• Written problem
Below are records to transcribe exactly, without their pictures.

• Dataset records
+ + + + + + +

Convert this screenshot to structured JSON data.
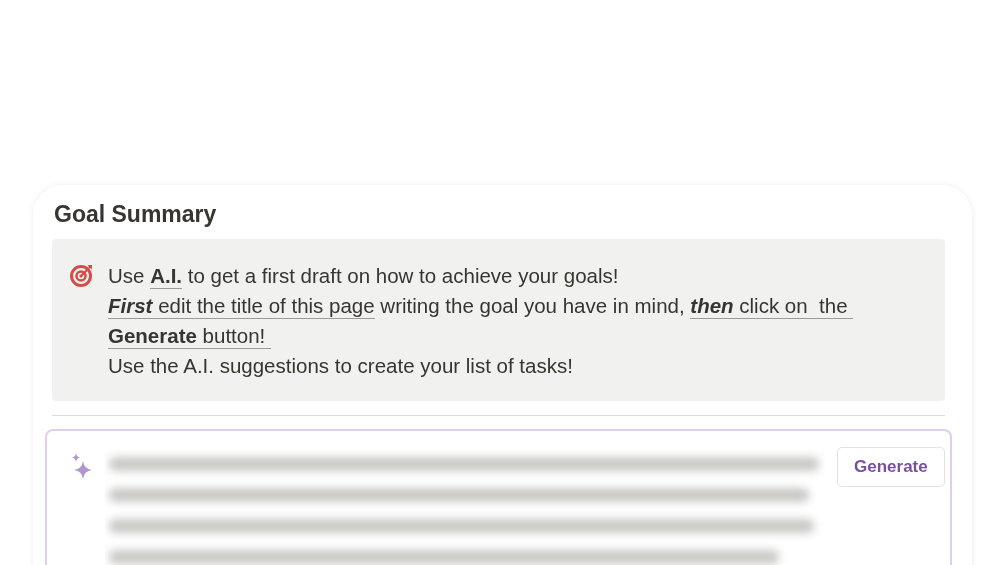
{
  "section": {
    "title": "Goal Summary"
  },
  "callout": {
    "paragraphs": [
      [
        {
          "text": "Use ",
          "bold": false,
          "italic": false,
          "underline": false
        },
        {
          "text": "A.I.",
          "bold": true,
          "italic": false,
          "underline": true
        },
        {
          "text": " to get a first draft on how to achieve your goals!",
          "bold": false,
          "italic": false,
          "underline": false
        }
      ],
      [
        {
          "text": "First",
          "bold": true,
          "italic": true,
          "underline": true
        },
        {
          "text": " edit the title of this page",
          "bold": false,
          "italic": false,
          "underline": true
        },
        {
          "text": " writing the goal you have in mind, ",
          "bold": false,
          "italic": false,
          "underline": false
        },
        {
          "text": "then",
          "bold": true,
          "italic": true,
          "underline": true
        },
        {
          "text": " click on  the ",
          "bold": false,
          "italic": false,
          "underline": true
        },
        {
          "text": "Generate",
          "bold": true,
          "italic": false,
          "underline": true
        },
        {
          "text": " button! ",
          "bold": false,
          "italic": false,
          "underline": true
        }
      ],
      [
        {
          "text": "Use the A.I. suggestions to create your list of tasks!",
          "bold": false,
          "italic": false,
          "underline": false
        }
      ]
    ]
  },
  "ai_block": {
    "button": "Generate"
  }
}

+ + + + + + +

• Right answer
Convert this screenshot to structured JSON data.
{
  "section": {
    "title": "Goal Summary"
  },
  "callout": {
    "paragraphs": [
      [
        {
          "text": "Use ",
          "bold": false,
          "italic": false,
          "underline": false
        },
        {
          "text": "A.I.",
          "bold": true,
          "italic": false,
          "underline": true
        },
        {
          "text": " to get a first draft on how to achieve your goals!",
          "bold": false,
          "italic": false,
          "underline": false
        }
      ],
      [
        {
          "text": "First",
          "bold": true,
          "italic": true,
          "underline": true
        },
        {
          "text": " edit the title of this page",
          "bold": false,
          "italic": false,
          "underline": true
        },
        {
          "text": " writing the goal you have in mind, ",
          "bold": false,
          "italic": false,
          "underline": false
        },
        {
          "text": "then",
          "bold": true,
          "italic": true,
          "underline": true
        },
        {
          "text": " click on  the ",
          "bold": false,
          "italic": false,
          "underline": true
        },
        {
          "text": "Generate",
          "bold": true,
          "italic": false,
          "underline": true
        },
        {
          "text": " button! ",
          "bold": false,
          "italic": false,
          "underline": true
        }
      ],
      [
        {
          "text": "Use the A.I. suggestions to create your list of tasks!",
          "bold": false,
          "italic": false,
          "underline": false
        }
      ]
    ]
  },
  "ai_block": {
    "button": "Generate"
  }
}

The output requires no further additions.